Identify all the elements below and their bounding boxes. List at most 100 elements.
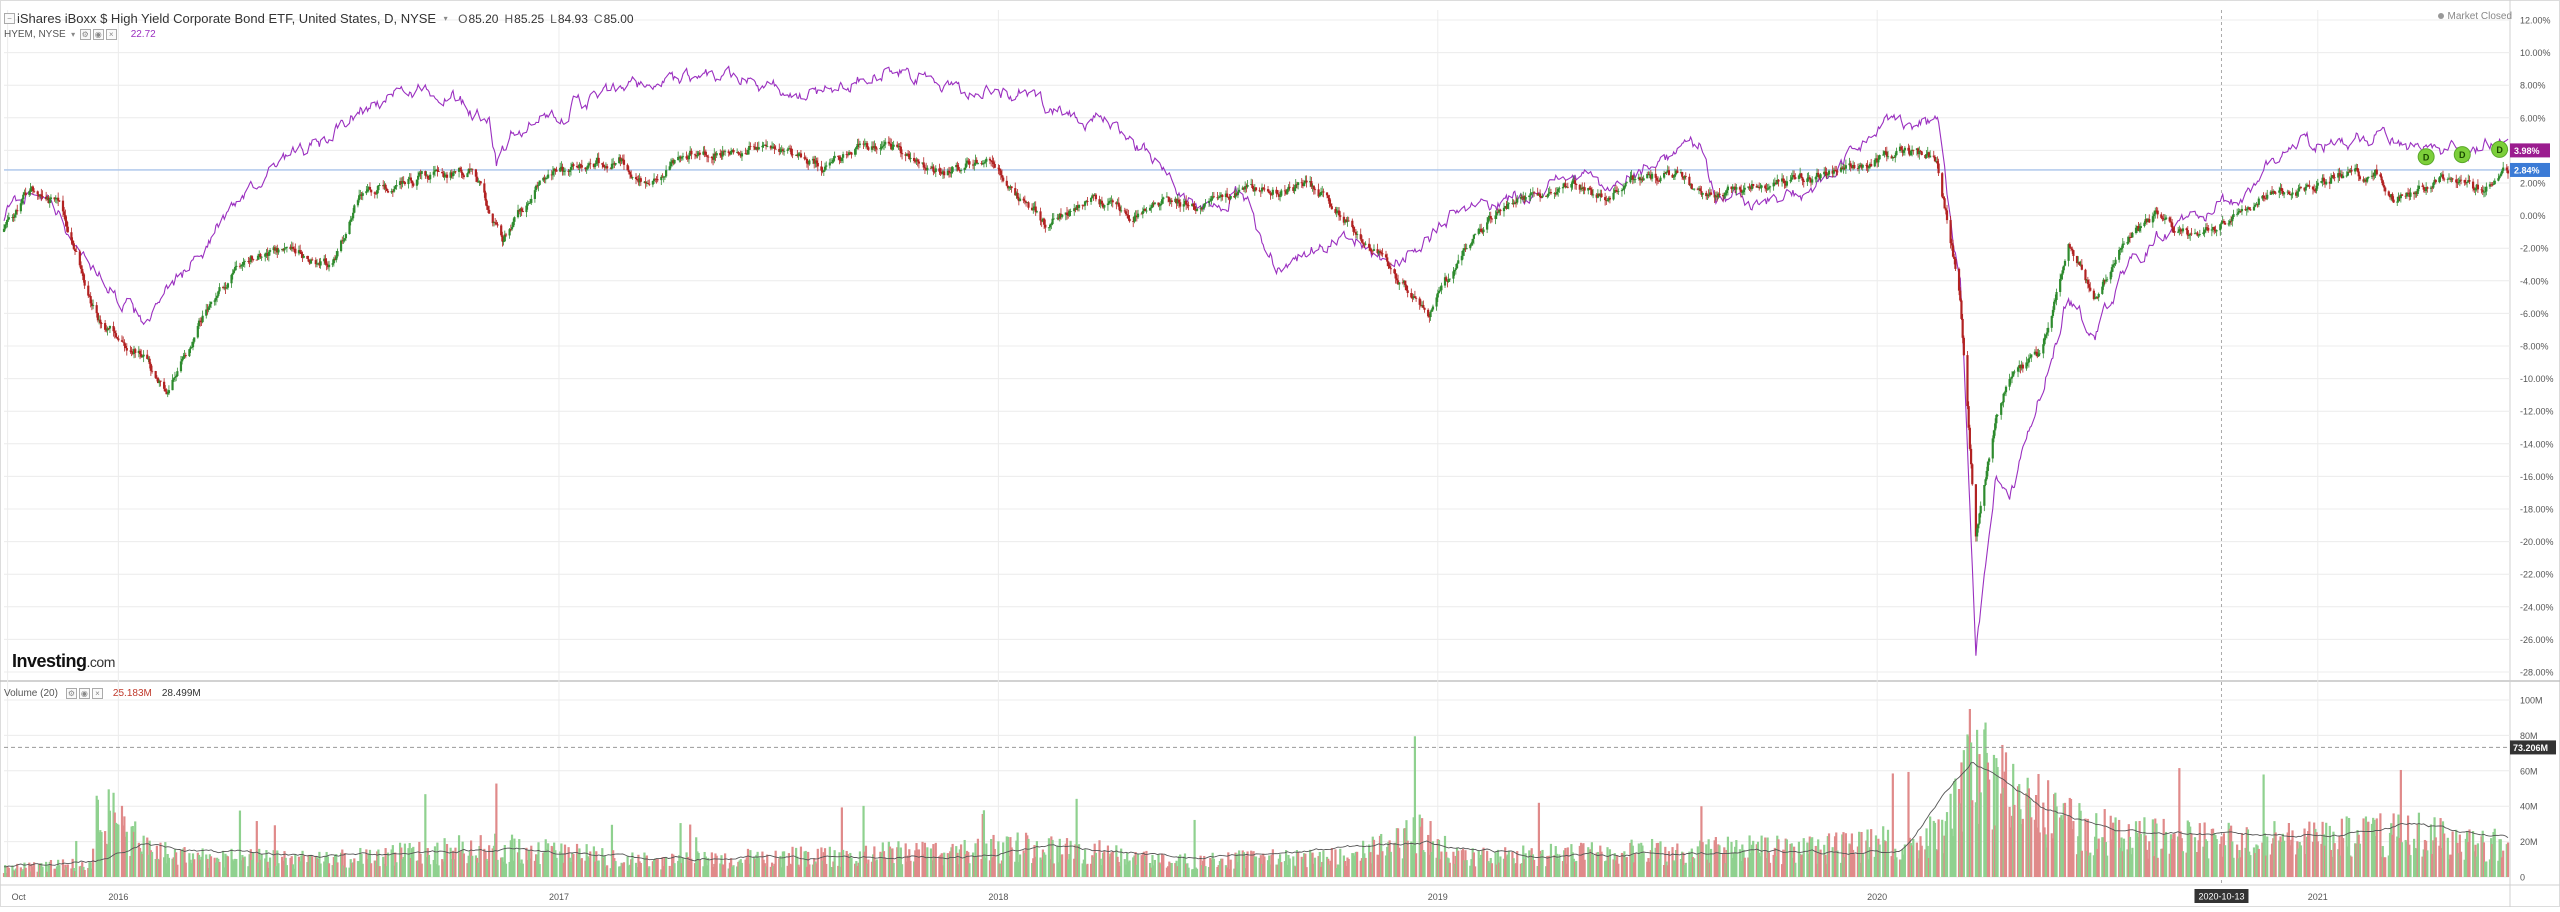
candle-body bbox=[1123, 210, 1126, 212]
candle-body bbox=[1194, 209, 1197, 211]
volume-bar bbox=[2189, 826, 2192, 877]
candle-body bbox=[828, 162, 831, 166]
chevron-down-icon[interactable]: ▾ bbox=[71, 30, 76, 39]
volume-bar bbox=[1537, 802, 1541, 877]
candle-body bbox=[2349, 170, 2352, 172]
volume-bar bbox=[2179, 831, 2182, 877]
volume-bar bbox=[1782, 849, 1785, 877]
candle-body bbox=[2473, 188, 2476, 191]
candle-body bbox=[335, 256, 338, 261]
volume-bar bbox=[1917, 858, 1920, 877]
volume-bar bbox=[1460, 850, 1463, 877]
volume-bar bbox=[858, 851, 862, 877]
candle-body bbox=[2414, 192, 2417, 195]
candle-body bbox=[1870, 163, 1873, 167]
candle-body bbox=[2093, 298, 2097, 300]
candle-body bbox=[436, 169, 439, 172]
volume-bar bbox=[274, 866, 278, 877]
volume-bar bbox=[2181, 851, 2185, 877]
candle-body bbox=[188, 349, 191, 357]
volume-bar bbox=[807, 851, 810, 877]
volume-bar bbox=[2245, 827, 2248, 877]
volume-bar bbox=[2303, 828, 2306, 877]
candle-body bbox=[909, 157, 912, 160]
candle-body bbox=[1614, 190, 1618, 191]
candle-body bbox=[1387, 261, 1390, 267]
candle-body bbox=[739, 154, 742, 157]
candle-body bbox=[2231, 217, 2234, 222]
candle-body bbox=[562, 171, 565, 172]
candle-body bbox=[955, 165, 958, 168]
dividend-marker[interactable] bbox=[2491, 140, 2509, 158]
candle-body bbox=[2249, 209, 2252, 211]
volume-bar bbox=[2077, 836, 2080, 877]
candle-body bbox=[973, 164, 976, 166]
candle-body bbox=[163, 381, 166, 389]
candle-body bbox=[37, 194, 41, 197]
candle-body bbox=[2078, 261, 2081, 265]
candle-body bbox=[1006, 185, 1010, 189]
candle-body bbox=[57, 197, 60, 201]
volume-bar bbox=[1489, 857, 1492, 877]
candle-body bbox=[138, 350, 142, 355]
volume-bar bbox=[841, 849, 845, 877]
candle-body bbox=[975, 159, 978, 164]
volume-bar bbox=[772, 865, 775, 877]
volume-bar bbox=[1073, 858, 1076, 877]
volume-bar bbox=[2298, 842, 2301, 877]
volume-bar bbox=[831, 867, 834, 877]
volume-bar bbox=[1428, 854, 1431, 877]
candle-body bbox=[64, 214, 67, 221]
volume-bar bbox=[23, 862, 26, 877]
candle-body bbox=[2106, 279, 2109, 281]
candle-body bbox=[899, 146, 902, 154]
candle-body bbox=[407, 178, 410, 185]
dividend-marker[interactable] bbox=[2453, 146, 2471, 164]
volume-bar bbox=[6, 865, 9, 877]
candle-body bbox=[916, 159, 919, 162]
volume-bar bbox=[1411, 845, 1414, 877]
volume-bar bbox=[1714, 837, 1717, 877]
volume-bar bbox=[503, 844, 506, 877]
volume-bar bbox=[1017, 862, 1020, 877]
volume-bar bbox=[724, 853, 727, 877]
candle-body bbox=[1749, 186, 1752, 190]
volume-bar bbox=[2252, 847, 2256, 877]
volume-bar bbox=[1912, 838, 1915, 877]
candle-body bbox=[146, 354, 149, 359]
candle-body bbox=[1759, 187, 1762, 189]
close-icon[interactable]: × bbox=[105, 29, 117, 40]
hide-icon[interactable]: ◉ bbox=[92, 29, 104, 40]
volume-bar bbox=[796, 856, 799, 877]
chevron-down-icon[interactable]: ▾ bbox=[443, 14, 448, 23]
volume-bar bbox=[31, 866, 34, 877]
candle-body bbox=[63, 211, 66, 215]
volume-bar bbox=[78, 866, 81, 877]
volume-bar bbox=[2042, 802, 2045, 877]
collapse-icon[interactable]: − bbox=[4, 13, 15, 24]
settings-icon[interactable]: ⚙ bbox=[65, 688, 77, 699]
volume-bar bbox=[476, 857, 479, 877]
volume-bar bbox=[2230, 825, 2233, 877]
volume-bar bbox=[2145, 849, 2148, 877]
candle-body bbox=[855, 147, 858, 150]
candle-body bbox=[2114, 259, 2117, 265]
candle-body bbox=[854, 149, 857, 155]
candle-body bbox=[879, 148, 882, 150]
candle-body bbox=[1725, 190, 1728, 194]
volume-bar bbox=[638, 861, 641, 877]
volume-bar bbox=[2426, 850, 2429, 877]
candle-body bbox=[1895, 150, 1898, 156]
volume-bar bbox=[1322, 850, 1325, 877]
hide-icon[interactable]: ◉ bbox=[78, 688, 90, 699]
candle-body bbox=[2490, 184, 2493, 186]
candle-body bbox=[390, 191, 393, 193]
candle-body bbox=[293, 248, 296, 250]
dividend-marker[interactable] bbox=[2417, 148, 2435, 166]
price-tick-label: 12.00% bbox=[2520, 16, 2551, 26]
candle-body bbox=[1452, 271, 1455, 279]
settings-icon[interactable]: ⚙ bbox=[79, 29, 91, 40]
close-icon[interactable]: × bbox=[91, 688, 103, 699]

********************

## DIRECTION
Copy verbatim the part of the records that opens with the line containing "candle-body bbox=[1123, 210, 1126, 212]" and closes with the line containing "volume-bar bbox=[1782, 849, 1785, 877]".

## SOLVED PROBLEM
candle-body bbox=[1123, 210, 1126, 212]
candle-body bbox=[1194, 209, 1197, 211]
volume-bar bbox=[2189, 826, 2192, 877]
candle-body bbox=[828, 162, 831, 166]
chevron-down-icon[interactable]: ▾ bbox=[71, 30, 76, 39]
volume-bar bbox=[1537, 802, 1541, 877]
candle-body bbox=[2349, 170, 2352, 172]
volume-bar bbox=[2179, 831, 2182, 877]
volume-bar bbox=[1782, 849, 1785, 877]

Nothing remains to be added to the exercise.